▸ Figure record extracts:

○ ○ ○ ○

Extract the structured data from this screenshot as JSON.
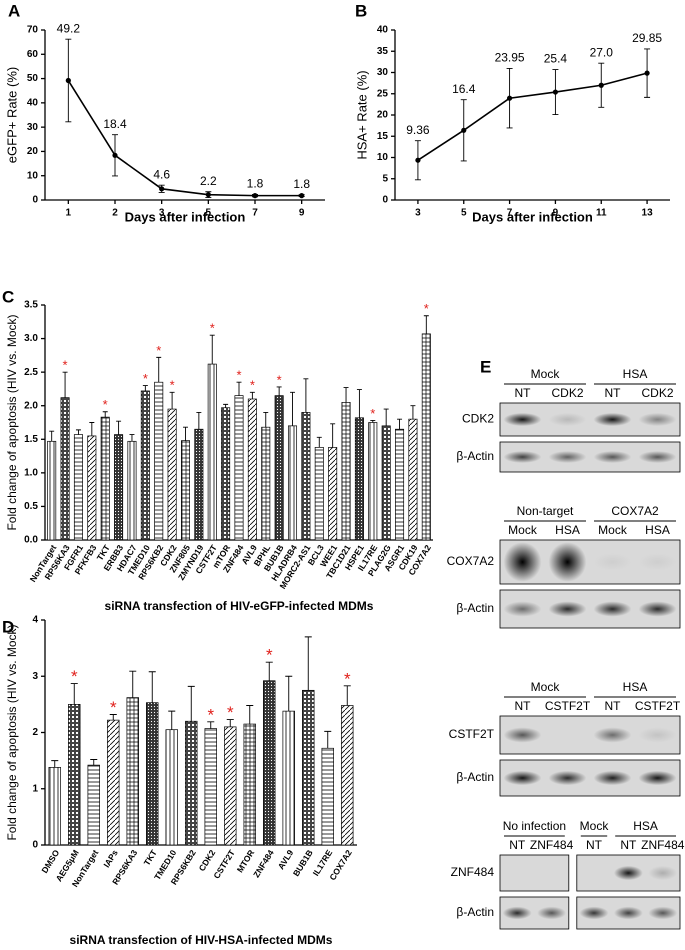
{
  "chart_data": [
    {
      "panel": "A",
      "type": "line",
      "y_label": "eGFP+ Rate (%)",
      "x_label": "Days after infection",
      "categories": [
        "1",
        "2",
        "3",
        "5",
        "7",
        "9"
      ],
      "values": [
        49.2,
        18.4,
        4.6,
        2.2,
        1.8,
        1.8
      ],
      "errors": [
        17,
        8.5,
        1.5,
        1.2,
        0.5,
        0.4
      ],
      "color": "#000000",
      "ylim": [
        0,
        70
      ],
      "yticks": [
        0,
        10,
        20,
        30,
        40,
        50,
        60,
        70
      ]
    },
    {
      "panel": "B",
      "type": "line",
      "y_label": "HSA+ Rate (%)",
      "x_label": "Days after infection",
      "categories": [
        "3",
        "5",
        "7",
        "9",
        "11",
        "13"
      ],
      "values": [
        9.36,
        16.4,
        23.95,
        25.4,
        27.0,
        29.85
      ],
      "value_labels": [
        "9.36",
        "16.4",
        "23.95",
        "25.4",
        "27.0",
        "29.85"
      ],
      "errors": [
        4.6,
        7.2,
        7,
        5.3,
        5.2,
        5.7
      ],
      "color": "#000000",
      "ylim": [
        0,
        40
      ],
      "yticks": [
        0,
        5,
        10,
        15,
        20,
        25,
        30,
        35,
        40
      ]
    },
    {
      "panel": "C",
      "type": "bar",
      "y_label": "Fold change of apoptosis (HIV vs. Mock)",
      "x_label": "siRNA transfection of HIV-eGFP-infected MDMs",
      "categories": [
        "NonTarget",
        "RPS6KA3",
        "FGFR1",
        "PFKFB3",
        "TKT",
        "ERBB3",
        "HDAC7",
        "TMED10",
        "RPS6KB2",
        "CDK2",
        "ZNF805",
        "ZMYND19",
        "CSTF2T",
        "mTOR",
        "ZNF484",
        "AVL9",
        "BPHL",
        "BUB1B",
        "HLADRB4",
        "MORC2-AS1",
        "BCL3",
        "WEE1",
        "TBC1D21",
        "HSPE1",
        "IL17RE",
        "PLAG2G",
        "ASGR1",
        "CDK19",
        "COX7A2"
      ],
      "values": [
        1.47,
        2.12,
        1.57,
        1.55,
        1.83,
        1.57,
        1.47,
        2.22,
        2.35,
        1.95,
        1.48,
        1.65,
        2.62,
        1.97,
        2.15,
        2.1,
        1.68,
        2.15,
        1.7,
        1.9,
        1.38,
        1.38,
        2.05,
        1.82,
        1.75,
        1.7,
        1.65,
        1.8,
        3.07
      ],
      "errors": [
        0.15,
        0.38,
        0.07,
        0.2,
        0.08,
        0.2,
        0.1,
        0.08,
        0.37,
        0.25,
        0.2,
        0.25,
        0.43,
        0.05,
        0.2,
        0.1,
        0.22,
        0.13,
        0.5,
        0.5,
        0.15,
        0.35,
        0.22,
        0.42,
        0.03,
        0.25,
        0.15,
        0.2,
        0.27
      ],
      "annotations": [
        null,
        "*",
        null,
        null,
        "*",
        null,
        null,
        "*",
        "*",
        "*",
        null,
        null,
        "*",
        null,
        "*",
        "*",
        null,
        "*",
        null,
        null,
        null,
        null,
        null,
        null,
        "*",
        null,
        null,
        null,
        "*"
      ],
      "ylim": [
        0,
        3.5
      ],
      "yticks": [
        {
          "value": 0,
          "label": "0.0"
        },
        {
          "value": 0.5,
          "label": "0.5"
        },
        {
          "value": 1,
          "label": "1.0"
        },
        {
          "value": 1.5,
          "label": "1.5"
        },
        {
          "value": 2,
          "label": "2.0"
        },
        {
          "value": 2.5,
          "label": "2.5"
        },
        {
          "value": 3,
          "label": "3.0"
        },
        {
          "value": 3.5,
          "label": "3.5"
        }
      ]
    },
    {
      "panel": "D",
      "type": "bar",
      "y_label": "Fold change of apoptosis (HIV vs. Mock)",
      "x_label": "siRNA transfection of HIV-HSA-infected MDMs",
      "categories": [
        "DMSO",
        "AEG5μM",
        "NonTarget",
        "IAPs",
        "RPS6KA3",
        "TKT",
        "TMED10",
        "RPS6KB2",
        "CDK2",
        "CSTF2T",
        "MTOR",
        "ZNF484",
        "AVL9",
        "BUB1B",
        "IL17RE",
        "COX7A2"
      ],
      "values": [
        1.38,
        2.5,
        1.42,
        2.22,
        2.62,
        2.53,
        2.05,
        2.2,
        2.07,
        2.1,
        2.15,
        2.92,
        2.38,
        2.75,
        1.72,
        2.48
      ],
      "errors": [
        0.12,
        0.37,
        0.1,
        0.1,
        0.47,
        0.55,
        0.33,
        0.62,
        0.12,
        0.13,
        0.33,
        0.33,
        0.62,
        0.95,
        0.3,
        0.35
      ],
      "annotations": [
        null,
        "*",
        null,
        "*",
        null,
        null,
        null,
        null,
        "*",
        "*",
        null,
        "*",
        null,
        null,
        null,
        "*"
      ],
      "ylim": [
        0,
        4
      ],
      "yticks": [
        0,
        1,
        2,
        3,
        4
      ]
    }
  ],
  "blot_panel": "E",
  "blots": [
    {
      "groups": [
        {
          "label": "Mock",
          "lanes": [
            "NT",
            "CDK2"
          ]
        },
        {
          "label": "HSA",
          "lanes": [
            "NT",
            "CDK2"
          ]
        }
      ],
      "rows": [
        "CDK2",
        "β-Actin"
      ]
    },
    {
      "groups": [
        {
          "label": "Non-target",
          "lanes": [
            "Mock",
            "HSA"
          ]
        },
        {
          "label": "COX7A2",
          "lanes": [
            "Mock",
            "HSA"
          ]
        }
      ],
      "rows": [
        "COX7A2",
        "β-Actin"
      ]
    },
    {
      "groups": [
        {
          "label": "Mock",
          "lanes": [
            "NT",
            "CSTF2T"
          ]
        },
        {
          "label": "HSA",
          "lanes": [
            "NT",
            "CSTF2T"
          ]
        }
      ],
      "rows": [
        "CSTF2T",
        "β-Actin"
      ]
    },
    {
      "groups": [
        {
          "label": "No infection",
          "lanes": [
            "NT",
            "ZNF484"
          ]
        },
        {
          "label": "Mock",
          "lanes": [
            "NT"
          ]
        },
        {
          "label": "HSA",
          "lanes": [
            "NT",
            "ZNF484"
          ]
        }
      ],
      "rows": [
        "ZNF484",
        "β-Actin"
      ]
    }
  ]
}
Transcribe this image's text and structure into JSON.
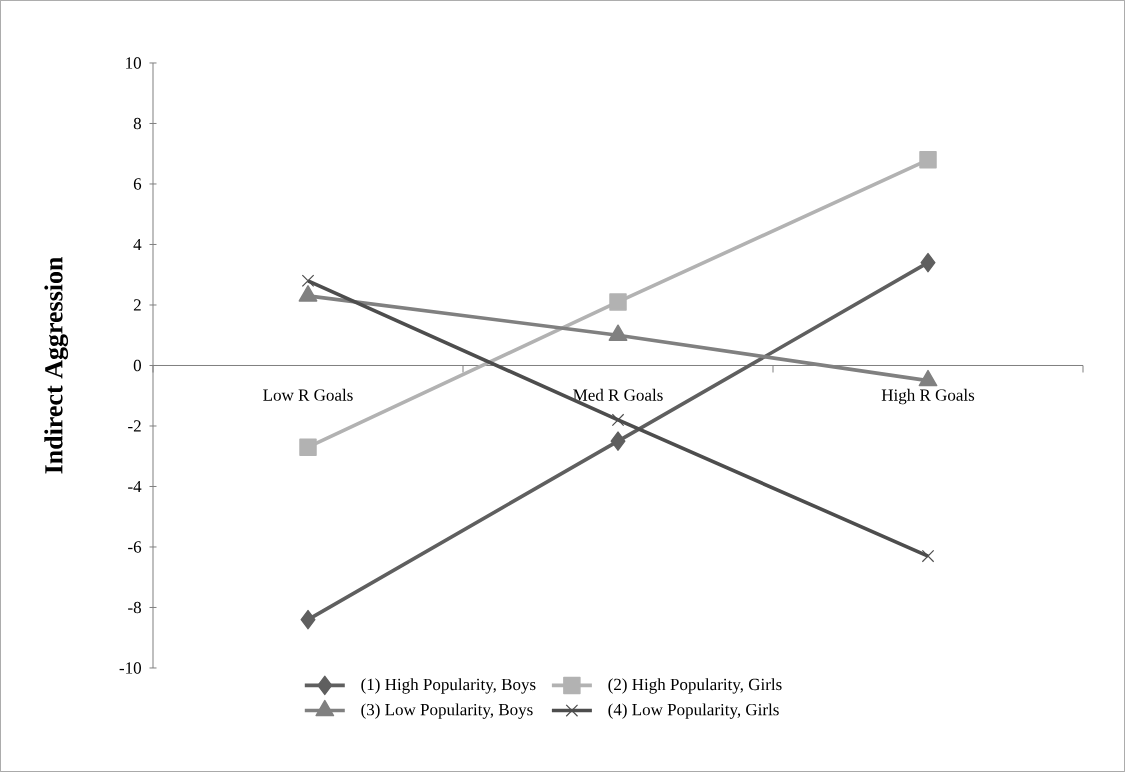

○ ○ ○ ○

▸ To do:
Return all of the entries exactly as written, but drop any pictures they hold.

▸ Output below:
Extract the structured data from this screenshot as JSON.
{
  "chart_data": [
    {
      "panel": "A",
      "type": "line",
      "y_label": "eGFP+ Rate (%)",
      "x_label": "Days after infection",
      "categories": [
        "1",
        "2",
        "3",
        "5",
        "7",
        "9"
      ],
      "values": [
        49.2,
        18.4,
        4.6,
        2.2,
        1.8,
        1.8
      ],
      "errors": [
        17,
        8.5,
        1.5,
        1.2,
        0.5,
        0.4
      ],
      "color": "#000000",
      "ylim": [
        0,
        70
      ],
      "yticks": [
        0,
        10,
        20,
        30,
        40,
        50,
        60,
        70
      ]
    },
    {
      "panel": "B",
      "type": "line",
      "y_label": "HSA+ Rate (%)",
      "x_label": "Days after infection",
      "categories": [
        "3",
        "5",
        "7",
        "9",
        "11",
        "13"
      ],
      "values": [
        9.36,
        16.4,
        23.95,
        25.4,
        27.0,
        29.85
      ],
      "value_labels": [
        "9.36",
        "16.4",
        "23.95",
        "25.4",
        "27.0",
        "29.85"
      ],
      "errors": [
        4.6,
        7.2,
        7,
        5.3,
        5.2,
        5.7
      ],
      "color": "#000000",
      "ylim": [
        0,
        40
      ],
      "yticks": [
        0,
        5,
        10,
        15,
        20,
        25,
        30,
        35,
        40
      ]
    },
    {
      "panel": "C",
      "type": "bar",
      "y_label": "Fold change of apoptosis (HIV vs. Mock)",
      "x_label": "siRNA transfection of HIV-eGFP-infected MDMs",
      "categories": [
        "NonTarget",
        "RPS6KA3",
        "FGFR1",
        "PFKFB3",
        "TKT",
        "ERBB3",
        "HDAC7",
        "TMED10",
        "RPS6KB2",
        "CDK2",
        "ZNF805",
        "ZMYND19",
        "CSTF2T",
        "mTOR",
        "ZNF484",
        "AVL9",
        "BPHL",
        "BUB1B",
        "HLADRB4",
        "MORC2-AS1",
        "BCL3",
        "WEE1",
        "TBC1D21",
        "HSPE1",
        "IL17RE",
        "PLAG2G",
        "ASGR1",
        "CDK19",
        "COX7A2"
      ],
      "values": [
        1.47,
        2.12,
        1.57,
        1.55,
        1.83,
        1.57,
        1.47,
        2.22,
        2.35,
        1.95,
        1.48,
        1.65,
        2.62,
        1.97,
        2.15,
        2.1,
        1.68,
        2.15,
        1.7,
        1.9,
        1.38,
        1.38,
        2.05,
        1.82,
        1.75,
        1.7,
        1.65,
        1.8,
        3.07
      ],
      "errors": [
        0.15,
        0.38,
        0.07,
        0.2,
        0.08,
        0.2,
        0.1,
        0.08,
        0.37,
        0.25,
        0.2,
        0.25,
        0.43,
        0.05,
        0.2,
        0.1,
        0.22,
        0.13,
        0.5,
        0.5,
        0.15,
        0.35,
        0.22,
        0.42,
        0.03,
        0.25,
        0.15,
        0.2,
        0.27
      ],
      "annotations": [
        null,
        "*",
        null,
        null,
        "*",
        null,
        null,
        "*",
        "*",
        "*",
        null,
        null,
        "*",
        null,
        "*",
        "*",
        null,
        "*",
        null,
        null,
        null,
        null,
        null,
        null,
        "*",
        null,
        null,
        null,
        "*"
      ],
      "ylim": [
        0,
        3.5
      ],
      "yticks": [
        {
          "value": 0,
          "label": "0.0"
        },
        {
          "value": 0.5,
          "label": "0.5"
        },
        {
          "value": 1,
          "label": "1.0"
        },
        {
          "value": 1.5,
          "label": "1.5"
        },
        {
          "value": 2,
          "label": "2.0"
        },
        {
          "value": 2.5,
          "label": "2.5"
        },
        {
          "value": 3,
          "label": "3.0"
        },
        {
          "value": 3.5,
          "label": "3.5"
        }
      ]
    },
    {
      "panel": "D",
      "type": "bar",
      "y_label": "Fold change of apoptosis (HIV vs. Mock)",
      "x_label": "siRNA transfection of HIV-HSA-infected MDMs",
      "categories": [
        "DMSO",
        "AEG5μM",
        "NonTarget",
        "IAPs",
        "RPS6KA3",
        "TKT",
        "TMED10",
        "RPS6KB2",
        "CDK2",
        "CSTF2T",
        "MTOR",
        "ZNF484",
        "AVL9",
        "BUB1B",
        "IL17RE",
        "COX7A2"
      ],
      "values": [
        1.38,
        2.5,
        1.42,
        2.22,
        2.62,
        2.53,
        2.05,
        2.2,
        2.07,
        2.1,
        2.15,
        2.92,
        2.38,
        2.75,
        1.72,
        2.48
      ],
      "errors": [
        0.12,
        0.37,
        0.1,
        0.1,
        0.47,
        0.55,
        0.33,
        0.62,
        0.12,
        0.13,
        0.33,
        0.33,
        0.62,
        0.95,
        0.3,
        0.35
      ],
      "annotations": [
        null,
        "*",
        null,
        "*",
        null,
        null,
        null,
        null,
        "*",
        "*",
        null,
        "*",
        null,
        null,
        null,
        "*"
      ],
      "ylim": [
        0,
        4
      ],
      "yticks": [
        0,
        1,
        2,
        3,
        4
      ]
    }
  ],
  "blot_panel": "E",
  "blots": [
    {
      "groups": [
        {
          "label": "Mock",
          "lanes": [
            "NT",
            "CDK2"
          ]
        },
        {
          "label": "HSA",
          "lanes": [
            "NT",
            "CDK2"
          ]
        }
      ],
      "rows": [
        "CDK2",
        "β-Actin"
      ]
    },
    {
      "groups": [
        {
          "label": "Non-target",
          "lanes": [
            "Mock",
            "HSA"
          ]
        },
        {
          "label": "COX7A2",
          "lanes": [
            "Mock",
            "HSA"
          ]
        }
      ],
      "rows": [
        "COX7A2",
        "β-Actin"
      ]
    },
    {
      "groups": [
        {
          "label": "Mock",
          "lanes": [
            "NT",
            "CSTF2T"
          ]
        },
        {
          "label": "HSA",
          "lanes": [
            "NT",
            "CSTF2T"
          ]
        }
      ],
      "rows": [
        "CSTF2T",
        "β-Actin"
      ]
    },
    {
      "groups": [
        {
          "label": "No infection",
          "lanes": [
            "NT",
            "ZNF484"
          ]
        },
        {
          "label": "Mock",
          "lanes": [
            "NT"
          ]
        },
        {
          "label": "HSA",
          "lanes": [
            "NT",
            "ZNF484"
          ]
        }
      ],
      "rows": [
        "ZNF484",
        "β-Actin"
      ]
    }
  ]
}
Transcribe this image's text and structure into JSON.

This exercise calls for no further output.